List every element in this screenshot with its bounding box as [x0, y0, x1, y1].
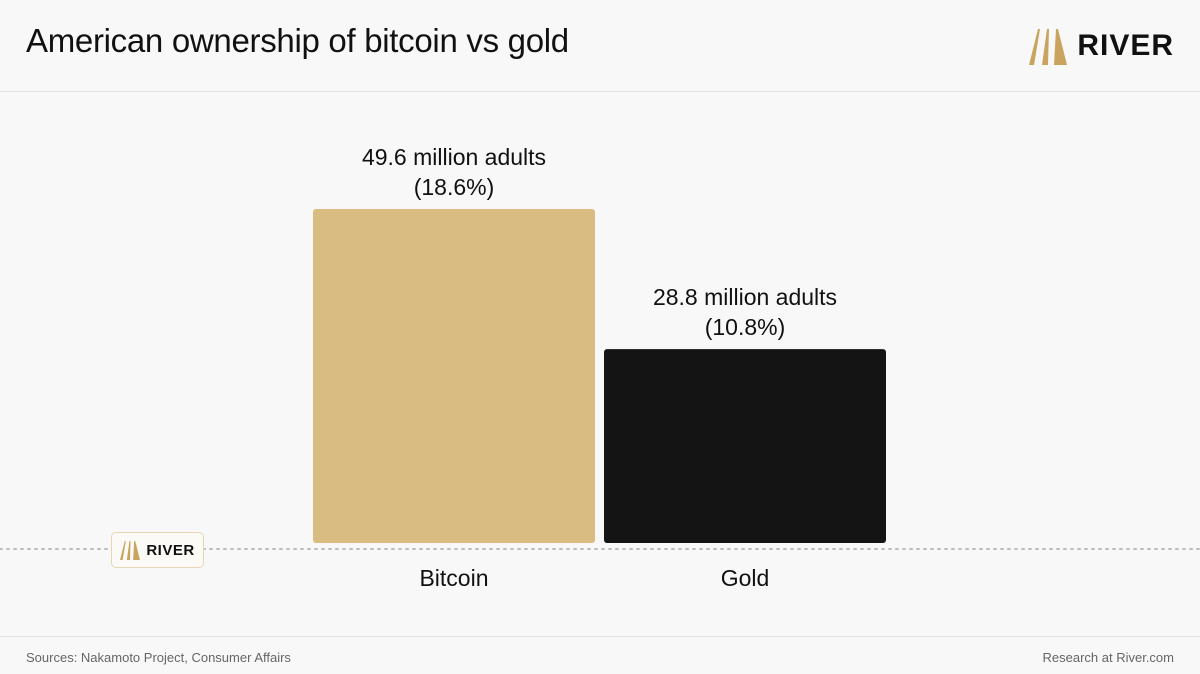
header: American ownership of bitcoin vs gold RI… [0, 0, 1200, 92]
data-label-gold-percent: (10.8%) [705, 314, 786, 340]
river-logo-icon [120, 541, 141, 560]
data-label-bitcoin-count: 49.6 million adults [362, 144, 546, 170]
research-credit: Research at River.com [1042, 650, 1175, 665]
category-label-gold: Gold [721, 565, 770, 591]
bar-gold [604, 349, 886, 543]
badge-brand-name: RIVER [146, 541, 195, 559]
bar-bitcoin [313, 209, 595, 543]
brand-name: RIVER [1077, 29, 1174, 62]
page-title: American ownership of bitcoin vs gold [26, 22, 569, 59]
footer: Sources: Nakamoto Project, Consumer Affa… [0, 636, 1200, 674]
category-label-bitcoin: Bitcoin [419, 565, 488, 591]
brand-logo: RIVER [1029, 26, 1174, 66]
river-badge: RIVER [111, 532, 204, 568]
bar-chart: 49.6 million adults (18.6%) Bitcoin 28.8 mi… [0, 144, 1200, 591]
river-logo-icon [1029, 29, 1068, 65]
data-label-gold-count: 28.8 million adults [653, 284, 837, 310]
sources-note: Sources: Nakamoto Project, Consumer Affa… [26, 650, 291, 665]
data-label-bitcoin-percent: (18.6%) [414, 174, 495, 200]
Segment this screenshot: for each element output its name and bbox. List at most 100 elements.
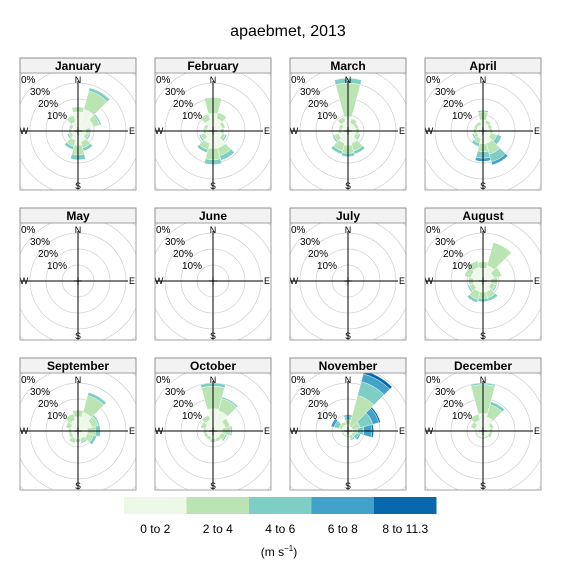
- petal-segment: [475, 121, 482, 127]
- direction-label-w: W: [290, 426, 299, 436]
- petal-segment: [489, 401, 505, 413]
- radial-tick-label: 20%: [443, 99, 463, 110]
- radial-tick-label: 0%: [21, 375, 36, 386]
- petal-segment: [198, 134, 205, 142]
- direction-label-w: W: [155, 276, 164, 286]
- radial-tick-label: 10%: [182, 411, 202, 422]
- legend-swatch: [249, 497, 312, 514]
- radial-tick-label: 0%: [156, 75, 171, 86]
- petal-segment: [66, 115, 76, 125]
- legend-label: 8 to 11.3: [382, 522, 428, 536]
- direction-label-e: E: [264, 426, 270, 436]
- unit-close: ): [293, 545, 297, 559]
- direction-label-e: E: [129, 276, 135, 286]
- radial-tick-label: 20%: [173, 99, 193, 110]
- direction-label-e: E: [264, 126, 270, 136]
- direction-label-w: W: [290, 276, 299, 286]
- legend-swatch: [124, 497, 187, 514]
- radial-tick-label: 20%: [38, 99, 58, 110]
- panel-plot-area: [155, 373, 271, 490]
- radial-tick-label: 10%: [317, 411, 337, 422]
- direction-label-n: N: [210, 375, 217, 385]
- petal-segment: [201, 415, 211, 424]
- petal-segment: [332, 134, 339, 143]
- panel-border: [154, 57, 272, 191]
- direction-label-n: N: [345, 375, 352, 385]
- panel-border: [154, 207, 272, 341]
- petal-segment: [87, 392, 107, 406]
- panel-title: June: [199, 209, 227, 223]
- direction-label-n: N: [480, 225, 487, 235]
- radial-tick-label: 0%: [426, 375, 441, 386]
- petal-segment: [200, 113, 211, 124]
- petal-segment: [64, 142, 75, 150]
- petal-segment: [355, 433, 361, 441]
- direction-label-w: W: [20, 426, 29, 436]
- radial-tick-label: 30%: [165, 387, 185, 398]
- direction-label-n: N: [75, 375, 82, 385]
- direction-label-n: N: [210, 75, 217, 85]
- petal-segment: [65, 413, 76, 424]
- direction-label-w: W: [290, 126, 299, 136]
- petal-segment: [486, 242, 512, 270]
- chart-title: apaebmet, 2013: [230, 23, 346, 40]
- radial-tick-label: 0%: [291, 375, 306, 386]
- radial-tick-label: 30%: [30, 237, 50, 248]
- panel-plot-area: [20, 373, 136, 490]
- panel-title: April: [469, 59, 496, 73]
- petal-segment: [470, 382, 496, 387]
- radial-tick-label: 10%: [47, 411, 67, 422]
- petal-segment: [363, 373, 393, 390]
- petal-segment: [466, 294, 479, 303]
- radial-tick-label: 30%: [435, 387, 455, 398]
- radial-tick-label: 10%: [47, 261, 67, 272]
- panel-plot-area: [290, 373, 406, 490]
- petal-segment: [89, 434, 97, 445]
- panel-border: [19, 357, 137, 491]
- legend-label: 2 to 4: [203, 522, 233, 536]
- petal-segment: [468, 260, 480, 272]
- panel-october: N S E W 10%20%30%0% October: [154, 357, 272, 491]
- direction-label-s: S: [210, 331, 216, 341]
- petal-segment: [330, 145, 343, 155]
- petal-segment: [221, 396, 239, 408]
- panel-january: N S E W 10%20%30%0% January: [19, 57, 137, 191]
- radial-tick-label: 30%: [300, 387, 320, 398]
- legend-label: 6 to 8: [328, 522, 358, 536]
- radial-tick-label: 20%: [443, 249, 463, 260]
- direction-label-w: W: [425, 276, 434, 286]
- radial-tick-label: 10%: [182, 261, 202, 272]
- radial-tick-label: 20%: [308, 249, 328, 260]
- direction-label-s: S: [480, 481, 486, 491]
- panel-september: N S E W 10%20%30%0% September: [19, 357, 137, 491]
- direction-label-n: N: [210, 225, 217, 235]
- legend: 0 to 2 2 to 4 4 to 6 6 to 8 8 to 11.3 (m s−1): [124, 497, 437, 559]
- direction-label-w: W: [155, 426, 164, 436]
- panel-june: N S E W 10%20%30%0% June: [154, 207, 272, 341]
- direction-label-w: W: [20, 276, 29, 286]
- direction-label-s: S: [75, 331, 81, 341]
- direction-label-w: W: [20, 126, 29, 136]
- radial-tick-label: 0%: [156, 225, 171, 236]
- direction-label-e: E: [534, 426, 540, 436]
- radial-tick-label: 20%: [38, 249, 58, 260]
- legend-unit-label: (m s−1): [261, 544, 297, 559]
- panel-border: [289, 357, 407, 491]
- direction-label-e: E: [399, 276, 405, 286]
- legend-label: 4 to 6: [265, 522, 295, 536]
- panel-plot-area: [425, 223, 541, 340]
- panel-title: September: [47, 359, 109, 373]
- direction-label-s: S: [345, 481, 351, 491]
- petal-segment: [471, 139, 480, 147]
- direction-label-e: E: [129, 126, 135, 136]
- panel-title: November: [319, 359, 378, 373]
- petal-segment: [88, 87, 110, 102]
- direction-label-e: E: [399, 126, 405, 136]
- direction-label-w: W: [425, 426, 434, 436]
- radial-tick-label: 0%: [21, 225, 36, 236]
- radial-tick-label: 30%: [30, 387, 50, 398]
- radial-tick-label: 0%: [426, 75, 441, 86]
- radial-tick-label: 20%: [173, 399, 193, 410]
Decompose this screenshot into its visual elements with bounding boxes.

━━━

#### Written request:
Gather every line of the records above that contains the string "bounding", and copy each one out in full.

#### Completed task:
List every element in this screenshot with its bounding box as [x0, y0, x1, y1].
Decompose this screenshot into its visual elements with bounding boxes.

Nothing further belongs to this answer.